** START Extracted records **
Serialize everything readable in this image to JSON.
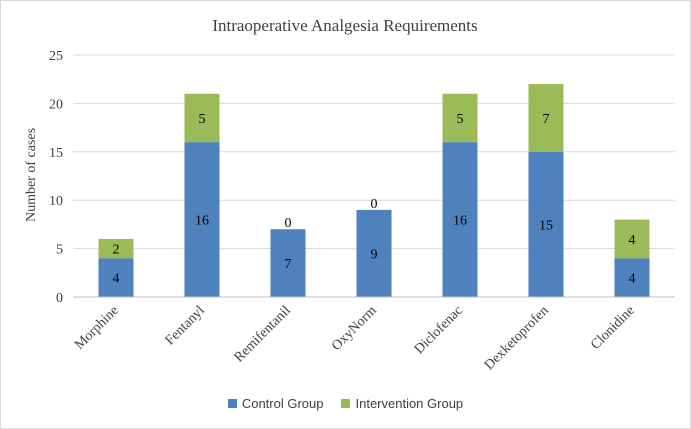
{
  "chart_data": {
    "type": "bar",
    "stacked": true,
    "title": "Intraoperative Analgesia Requirements",
    "xlabel": "",
    "ylabel": "Number of cases",
    "ylim": [
      0,
      25
    ],
    "yticks": [
      0,
      5,
      10,
      15,
      20,
      25
    ],
    "grid": true,
    "legend_position": "bottom",
    "categories": [
      "Morphine",
      "Fentanyl",
      "Remifentanil",
      "OxyNorm",
      "Diclofenac",
      "Dexketoprofen",
      "Clonidine"
    ],
    "series": [
      {
        "name": "Control Group",
        "color": "#4F81BD",
        "values": [
          4,
          16,
          7,
          9,
          16,
          15,
          4
        ]
      },
      {
        "name": "Intervention Group",
        "color": "#9BBB59",
        "values": [
          2,
          5,
          0,
          0,
          5,
          7,
          4
        ]
      }
    ]
  }
}
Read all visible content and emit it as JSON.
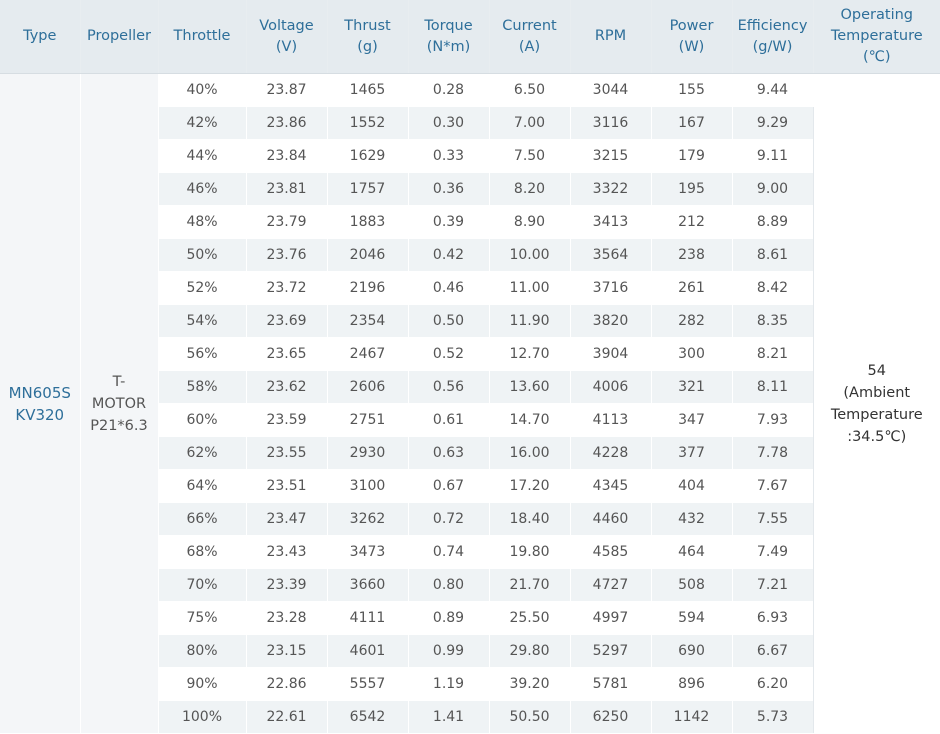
{
  "table": {
    "headers": [
      [
        "Type"
      ],
      [
        "Propeller"
      ],
      [
        "Throttle"
      ],
      [
        "Voltage",
        "(V)"
      ],
      [
        "Thrust",
        "(g)"
      ],
      [
        "Torque",
        "(N*m)"
      ],
      [
        "Current",
        "(A)"
      ],
      [
        "RPM"
      ],
      [
        "Power",
        "(W)"
      ],
      [
        "Efficiency",
        "(g/W)"
      ],
      [
        "Operating",
        "Temperature",
        "(℃)"
      ]
    ],
    "type": [
      "MN605S",
      "KV320"
    ],
    "propeller": [
      "T-",
      "MOTOR",
      "P21*6.3"
    ],
    "temperature": [
      "54",
      "(Ambient",
      "Temperature",
      ":34.5℃)"
    ],
    "rows": [
      [
        "40%",
        "23.87",
        "1465",
        "0.28",
        "6.50",
        "3044",
        "155",
        "9.44"
      ],
      [
        "42%",
        "23.86",
        "1552",
        "0.30",
        "7.00",
        "3116",
        "167",
        "9.29"
      ],
      [
        "44%",
        "23.84",
        "1629",
        "0.33",
        "7.50",
        "3215",
        "179",
        "9.11"
      ],
      [
        "46%",
        "23.81",
        "1757",
        "0.36",
        "8.20",
        "3322",
        "195",
        "9.00"
      ],
      [
        "48%",
        "23.79",
        "1883",
        "0.39",
        "8.90",
        "3413",
        "212",
        "8.89"
      ],
      [
        "50%",
        "23.76",
        "2046",
        "0.42",
        "10.00",
        "3564",
        "238",
        "8.61"
      ],
      [
        "52%",
        "23.72",
        "2196",
        "0.46",
        "11.00",
        "3716",
        "261",
        "8.42"
      ],
      [
        "54%",
        "23.69",
        "2354",
        "0.50",
        "11.90",
        "3820",
        "282",
        "8.35"
      ],
      [
        "56%",
        "23.65",
        "2467",
        "0.52",
        "12.70",
        "3904",
        "300",
        "8.21"
      ],
      [
        "58%",
        "23.62",
        "2606",
        "0.56",
        "13.60",
        "4006",
        "321",
        "8.11"
      ],
      [
        "60%",
        "23.59",
        "2751",
        "0.61",
        "14.70",
        "4113",
        "347",
        "7.93"
      ],
      [
        "62%",
        "23.55",
        "2930",
        "0.63",
        "16.00",
        "4228",
        "377",
        "7.78"
      ],
      [
        "64%",
        "23.51",
        "3100",
        "0.67",
        "17.20",
        "4345",
        "404",
        "7.67"
      ],
      [
        "66%",
        "23.47",
        "3262",
        "0.72",
        "18.40",
        "4460",
        "432",
        "7.55"
      ],
      [
        "68%",
        "23.43",
        "3473",
        "0.74",
        "19.80",
        "4585",
        "464",
        "7.49"
      ],
      [
        "70%",
        "23.39",
        "3660",
        "0.80",
        "21.70",
        "4727",
        "508",
        "7.21"
      ],
      [
        "75%",
        "23.28",
        "4111",
        "0.89",
        "25.50",
        "4997",
        "594",
        "6.93"
      ],
      [
        "80%",
        "23.15",
        "4601",
        "0.99",
        "29.80",
        "5297",
        "690",
        "6.67"
      ],
      [
        "90%",
        "22.86",
        "5557",
        "1.19",
        "39.20",
        "5781",
        "896",
        "6.20"
      ],
      [
        "100%",
        "22.61",
        "6542",
        "1.41",
        "50.50",
        "6250",
        "1142",
        "5.73"
      ]
    ]
  }
}
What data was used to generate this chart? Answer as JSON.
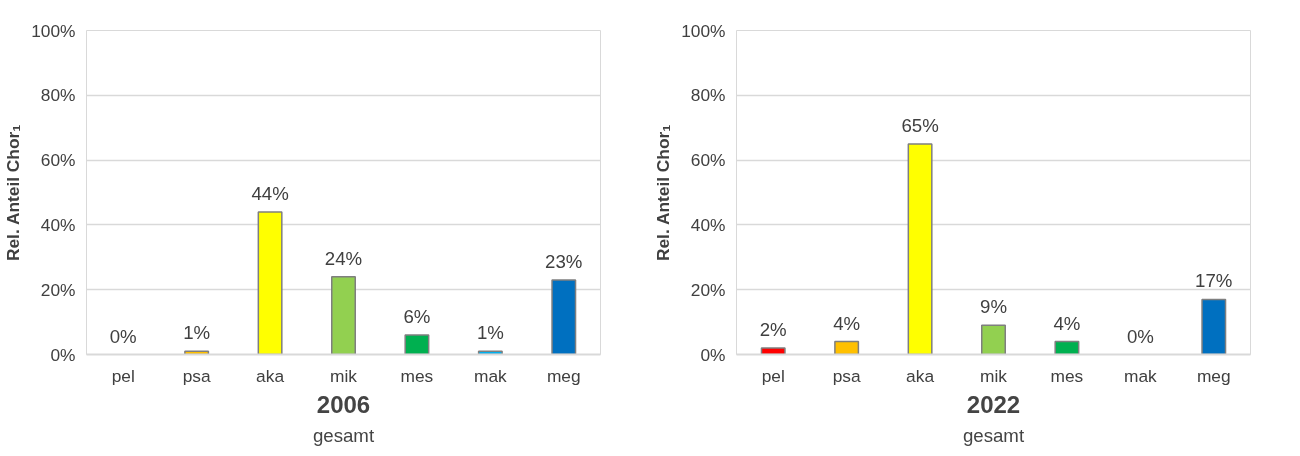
{
  "chart_data": [
    {
      "type": "bar",
      "title": "2006",
      "subtitle": "gesamt",
      "ylabel": "Rel. Anteil Chor₁",
      "categories": [
        "pel",
        "psa",
        "aka",
        "mik",
        "mes",
        "mak",
        "meg"
      ],
      "values": [
        0,
        1,
        44,
        24,
        6,
        1,
        23
      ],
      "value_labels": [
        "0%",
        "1%",
        "44%",
        "24%",
        "6%",
        "1%",
        "23%"
      ],
      "colors": [
        null,
        "#ffc000",
        "#ffff00",
        "#92d050",
        "#00b050",
        "#00b0f0",
        "#0070c0"
      ],
      "ylim": [
        0,
        100
      ],
      "yticks": [
        {
          "value": 0,
          "label": "0%"
        },
        {
          "value": 20,
          "label": "20%"
        },
        {
          "value": 40,
          "label": "40%"
        },
        {
          "value": 60,
          "label": "60%"
        },
        {
          "value": 80,
          "label": "80%"
        },
        {
          "value": 100,
          "label": "100%"
        }
      ],
      "grid": "y"
    },
    {
      "type": "bar",
      "title": "2022",
      "subtitle": "gesamt",
      "ylabel": "Rel. Anteil Chor₁",
      "categories": [
        "pel",
        "psa",
        "aka",
        "mik",
        "mes",
        "mak",
        "meg"
      ],
      "values": [
        2,
        4,
        65,
        9,
        4,
        0,
        17
      ],
      "value_labels": [
        "2%",
        "4%",
        "65%",
        "9%",
        "4%",
        "0%",
        "17%"
      ],
      "colors": [
        "#ff0000",
        "#ffc000",
        "#ffff00",
        "#92d050",
        "#00b050",
        null,
        "#0070c0"
      ],
      "ylim": [
        0,
        100
      ],
      "yticks": [
        {
          "value": 0,
          "label": "0%"
        },
        {
          "value": 20,
          "label": "20%"
        },
        {
          "value": 40,
          "label": "40%"
        },
        {
          "value": 60,
          "label": "60%"
        },
        {
          "value": 80,
          "label": "80%"
        },
        {
          "value": 100,
          "label": "100%"
        }
      ],
      "grid": "y"
    }
  ]
}
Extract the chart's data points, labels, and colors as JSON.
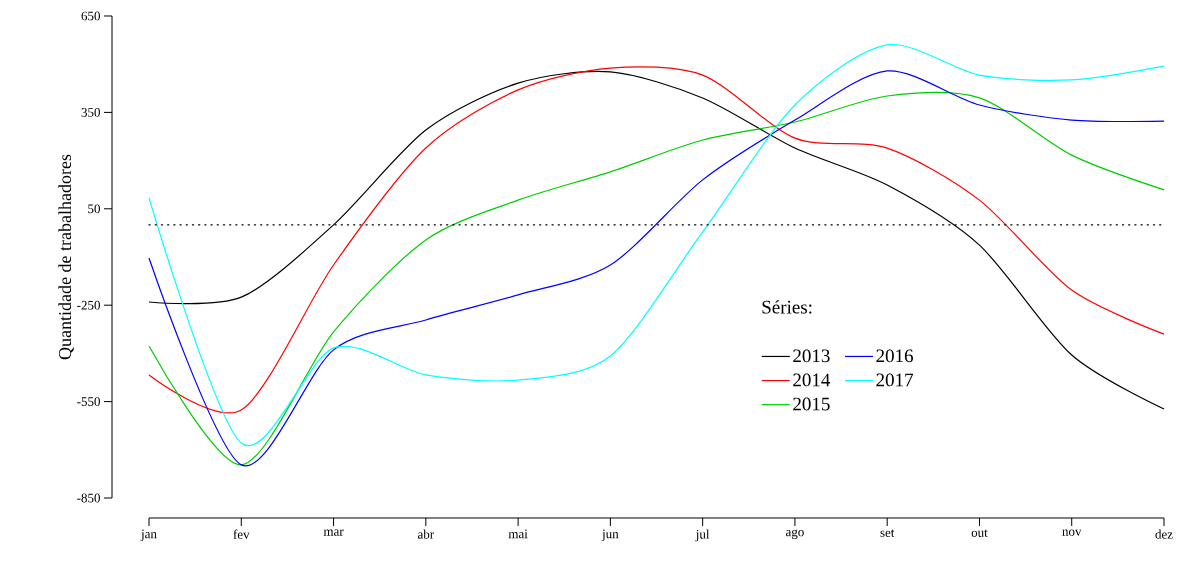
{
  "chart_data": {
    "type": "line",
    "ylabel": "Quantidade de trabalhadores",
    "legend_title": "Séries:",
    "categories": [
      "jan",
      "fev",
      "mar",
      "abr",
      "mai",
      "jun",
      "jul",
      "ago",
      "set",
      "out",
      "nov",
      "dez"
    ],
    "series": [
      {
        "name": "2013",
        "color": "#000000",
        "values": [
          -240,
          -225,
          0,
          295,
          441,
          476,
          395,
          239,
          124,
          -63,
          -405,
          -573
        ]
      },
      {
        "name": "2014",
        "color": "#ff0000",
        "values": [
          -467,
          -576,
          -125,
          239,
          420,
          488,
          466,
          270,
          239,
          77,
          -203,
          -340
        ]
      },
      {
        "name": "2015",
        "color": "#00cd00",
        "values": [
          -377,
          -747,
          -333,
          -47,
          77,
          165,
          264,
          320,
          401,
          395,
          217,
          109
        ]
      },
      {
        "name": "2016",
        "color": "#0000ff",
        "values": [
          -103,
          -747,
          -389,
          -296,
          -218,
          -125,
          140,
          326,
          479,
          373,
          326,
          323
        ]
      },
      {
        "name": "2017",
        "color": "#00ffff",
        "values": [
          84,
          -679,
          -383,
          -467,
          -483,
          -408,
          -22,
          373,
          560,
          466,
          451,
          494
        ]
      }
    ],
    "ylim": [
      -850,
      650
    ],
    "yticks": [
      -850,
      -550,
      -250,
      50,
      350,
      650
    ],
    "ref_lines": [
      {
        "axis": "y",
        "value": 0,
        "color": "#000000",
        "line_style": "dotted"
      }
    ],
    "legend": "center",
    "grid": false,
    "marker": "none",
    "line_style": "solid"
  }
}
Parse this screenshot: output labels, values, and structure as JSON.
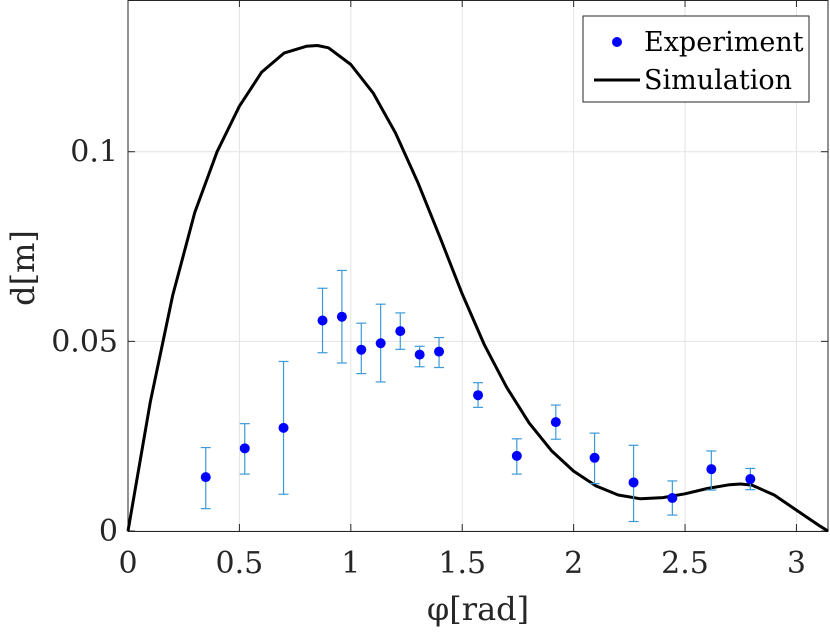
{
  "chart_data": {
    "type": "scatter",
    "title": "",
    "xlabel": "φ[rad]",
    "ylabel": "d[m]",
    "xlim": [
      0,
      3.1416
    ],
    "ylim": [
      0,
      0.14
    ],
    "xticks": [
      0,
      0.5,
      1,
      1.5,
      2,
      2.5,
      3
    ],
    "xtick_labels": [
      "0",
      "0.5",
      "1",
      "1.5",
      "2",
      "2.5",
      "3"
    ],
    "yticks": [
      0,
      0.05,
      0.1
    ],
    "ytick_labels": [
      "0",
      "0.05",
      "0.1"
    ],
    "grid": true,
    "legend_position": "top-right",
    "series": [
      {
        "name": "Experiment",
        "kind": "points-with-error-bars",
        "color": "#0000ff",
        "error_color": "#3d9ad9",
        "x": [
          0.349,
          0.524,
          0.698,
          0.873,
          0.96,
          1.047,
          1.134,
          1.222,
          1.309,
          1.396,
          1.571,
          1.745,
          1.92,
          2.094,
          2.269,
          2.443,
          2.618,
          2.793
        ],
        "y": [
          0.0142,
          0.0218,
          0.0272,
          0.0555,
          0.0565,
          0.0478,
          0.0495,
          0.0527,
          0.0465,
          0.0473,
          0.0358,
          0.0198,
          0.0287,
          0.0193,
          0.0128,
          0.0087,
          0.0163,
          0.0137
        ],
        "err_low": [
          0.0083,
          0.0068,
          0.0175,
          0.0085,
          0.0122,
          0.0063,
          0.0102,
          0.0048,
          0.0032,
          0.0042,
          0.0032,
          0.0048,
          0.0045,
          0.0068,
          0.0103,
          0.0045,
          0.0055,
          0.0028
        ],
        "err_high": [
          0.0078,
          0.0065,
          0.0175,
          0.0085,
          0.0122,
          0.007,
          0.0103,
          0.0048,
          0.0022,
          0.0037,
          0.0033,
          0.0045,
          0.0045,
          0.0065,
          0.0098,
          0.0045,
          0.0048,
          0.0028
        ]
      },
      {
        "name": "Simulation",
        "kind": "line",
        "color": "#000000",
        "x": [
          0,
          0.1,
          0.2,
          0.3,
          0.4,
          0.5,
          0.6,
          0.7,
          0.8,
          0.85,
          0.9,
          1.0,
          1.1,
          1.2,
          1.3,
          1.4,
          1.5,
          1.6,
          1.7,
          1.8,
          1.9,
          2.0,
          2.1,
          2.2,
          2.3,
          2.4,
          2.5,
          2.6,
          2.7,
          2.75,
          2.8,
          2.9,
          3.0,
          3.1,
          3.1416
        ],
        "y": [
          0,
          0.034,
          0.062,
          0.084,
          0.1,
          0.112,
          0.121,
          0.126,
          0.1278,
          0.128,
          0.1274,
          0.123,
          0.1155,
          0.105,
          0.092,
          0.0775,
          0.0625,
          0.049,
          0.0378,
          0.0285,
          0.0212,
          0.0158,
          0.0119,
          0.0095,
          0.0085,
          0.0088,
          0.0098,
          0.0112,
          0.0122,
          0.0124,
          0.0121,
          0.0095,
          0.0055,
          0.0015,
          0
        ]
      }
    ]
  }
}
** END Extracted records **
**What to work on:**
Copy all lines from the data that hold the word "points".

**Written response:**
Extract the chart's data points, labels, and colors as JSON.
        "kind": "points-with-error-bars",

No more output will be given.